> [YOUR TASK]: Go through the listing and write out all of it exactly.
-- START GIVEN RECORDS --
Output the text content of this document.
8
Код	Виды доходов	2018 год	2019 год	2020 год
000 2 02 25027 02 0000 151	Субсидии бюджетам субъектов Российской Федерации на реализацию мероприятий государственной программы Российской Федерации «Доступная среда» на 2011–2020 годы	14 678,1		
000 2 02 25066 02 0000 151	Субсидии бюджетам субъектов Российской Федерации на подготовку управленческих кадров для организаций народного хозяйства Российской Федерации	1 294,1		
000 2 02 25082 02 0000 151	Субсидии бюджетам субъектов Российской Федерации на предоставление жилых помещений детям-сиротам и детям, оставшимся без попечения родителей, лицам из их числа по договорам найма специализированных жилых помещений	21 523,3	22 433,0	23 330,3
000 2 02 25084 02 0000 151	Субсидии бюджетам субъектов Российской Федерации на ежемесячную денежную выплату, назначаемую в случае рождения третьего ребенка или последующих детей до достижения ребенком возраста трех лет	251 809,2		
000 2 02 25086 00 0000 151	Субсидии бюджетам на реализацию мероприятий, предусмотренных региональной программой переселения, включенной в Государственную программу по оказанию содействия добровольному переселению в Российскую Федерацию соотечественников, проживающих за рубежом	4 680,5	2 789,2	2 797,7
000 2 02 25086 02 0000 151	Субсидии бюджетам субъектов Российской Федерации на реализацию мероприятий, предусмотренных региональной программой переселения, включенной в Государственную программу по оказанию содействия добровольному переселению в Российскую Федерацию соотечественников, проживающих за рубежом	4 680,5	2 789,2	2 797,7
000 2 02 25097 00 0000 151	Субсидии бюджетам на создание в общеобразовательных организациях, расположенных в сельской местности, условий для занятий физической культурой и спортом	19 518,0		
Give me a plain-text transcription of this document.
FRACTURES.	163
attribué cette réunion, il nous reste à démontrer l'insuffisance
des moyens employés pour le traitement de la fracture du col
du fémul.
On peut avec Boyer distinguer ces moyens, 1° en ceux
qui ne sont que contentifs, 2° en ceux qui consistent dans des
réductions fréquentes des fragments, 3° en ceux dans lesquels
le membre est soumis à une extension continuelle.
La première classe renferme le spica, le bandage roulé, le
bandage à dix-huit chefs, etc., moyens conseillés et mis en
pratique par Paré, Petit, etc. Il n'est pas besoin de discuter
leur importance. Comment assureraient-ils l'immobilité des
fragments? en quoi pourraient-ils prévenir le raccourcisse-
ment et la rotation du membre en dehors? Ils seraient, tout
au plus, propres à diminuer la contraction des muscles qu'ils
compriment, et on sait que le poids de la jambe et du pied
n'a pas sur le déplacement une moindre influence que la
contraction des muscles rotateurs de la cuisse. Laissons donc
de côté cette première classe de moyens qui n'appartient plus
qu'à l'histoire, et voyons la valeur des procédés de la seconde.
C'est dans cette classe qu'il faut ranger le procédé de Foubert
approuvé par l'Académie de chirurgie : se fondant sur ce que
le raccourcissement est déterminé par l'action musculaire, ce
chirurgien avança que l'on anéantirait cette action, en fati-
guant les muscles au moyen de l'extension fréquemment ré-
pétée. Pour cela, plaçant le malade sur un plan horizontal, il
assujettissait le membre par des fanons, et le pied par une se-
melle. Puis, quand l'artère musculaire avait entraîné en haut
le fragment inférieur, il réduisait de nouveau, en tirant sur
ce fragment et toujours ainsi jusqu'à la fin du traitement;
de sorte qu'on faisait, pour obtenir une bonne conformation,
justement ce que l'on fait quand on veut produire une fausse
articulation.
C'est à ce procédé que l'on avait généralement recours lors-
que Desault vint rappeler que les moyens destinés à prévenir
-- END GIVEN RECORDS --
> [EXERCISE OUTPUT]:
Output the text content of this document.
8
Код	Виды доходов	2018 год	2019 год	2020 год
000 2 02 25027 02 0000 151	Субсидии бюджетам субъектов Российской Федерации на реализацию мероприятий государственной программы Российской Федерации «Доступная среда» на 2011–2020 годы	14 678,1		
000 2 02 25066 02 0000 151	Субсидии бюджетам субъектов Российской Федерации на подготовку управленческих кадров для организаций народного хозяйства Российской Федерации	1 294,1		
000 2 02 25082 02 0000 151	Субсидии бюджетам субъектов Российской Федерации на предоставление жилых помещений детям-сиротам и детям, оставшимся без попечения родителей, лицам из их числа по договорам найма специализированных жилых помещений	21 523,3	22 433,0	23 330,3
000 2 02 25084 02 0000 151	Субсидии бюджетам субъектов Российской Федерации на ежемесячную денежную выплату, назначаемую в случае рождения третьего ребенка или последующих детей до достижения ребенком возраста трех лет	251 809,2		
000 2 02 25086 00 0000 151	Субсидии бюджетам на реализацию мероприятий, предусмотренных региональной программой переселения, включенной в Государственную программу по оказанию содействия добровольному переселению в Российскую Федерацию соотечественников, проживающих за рубежом	4 680,5	2 789,2	2 797,7
000 2 02 25086 02 0000 151	Субсидии бюджетам субъектов Российской Федерации на реализацию мероприятий, предусмотренных региональной программой переселения, включенной в Государственную программу по оказанию содействия добровольному переселению в Российскую Федерацию соотечественников, проживающих за рубежом	4 680,5	2 789,2	2 797,7
000 2 02 25097 00 0000 151	Субсидии бюджетам на создание в общеобразовательных организациях, расположенных в сельской местности, условий для занятий физической культурой и спортом	19 518,0		
Give me a plain-text transcription of this document.
FRACTURES.	163
attribué cette réunion, il nous reste à démontrer l'insuffisance
des moyens employés pour le traitement de la fracture du col
du fémul.
On peut avec Boyer distinguer ces moyens, 1° en ceux
qui ne sont que contentifs, 2° en ceux qui consistent dans des
réductions fréquentes des fragments, 3° en ceux dans lesquels
le membre est soumis à une extension continuelle.
La première classe renferme le spica, le bandage roulé, le
bandage à dix-huit chefs, etc., moyens conseillés et mis en
pratique par Paré, Petit, etc. Il n'est pas besoin de discuter
leur importance. Comment assureraient-ils l'immobilité des
fragments? en quoi pourraient-ils prévenir le raccourcisse-
ment et la rotation du membre en dehors? Ils seraient, tout
au plus, propres à diminuer la contraction des muscles qu'ils
compriment, et on sait que le poids de la jambe et du pied
n'a pas sur le déplacement une moindre influence que la
contraction des muscles rotateurs de la cuisse. Laissons donc
de côté cette première classe de moyens qui n'appartient plus
qu'à l'histoire, et voyons la valeur des procédés de la seconde.
C'est dans cette classe qu'il faut ranger le procédé de Foubert
approuvé par l'Académie de chirurgie : se fondant sur ce que
le raccourcissement est déterminé par l'action musculaire, ce
chirurgien avança que l'on anéantirait cette action, en fati-
guant les muscles au moyen de l'extension fréquemment ré-
pétée. Pour cela, plaçant le malade sur un plan horizontal, il
assujettissait le membre par des fanons, et le pied par une se-
melle. Puis, quand l'artère musculaire avait entraîné en haut
le fragment inférieur, il réduisait de nouveau, en tirant sur
ce fragment et toujours ainsi jusqu'à la fin du traitement;
de sorte qu'on faisait, pour obtenir une bonne conformation,
justement ce que l'on fait quand on veut produire une fausse
articulation.
C'est à ce procédé que l'on avait généralement recours lors-
que Desault vint rappeler que les moyens destinés à prévenir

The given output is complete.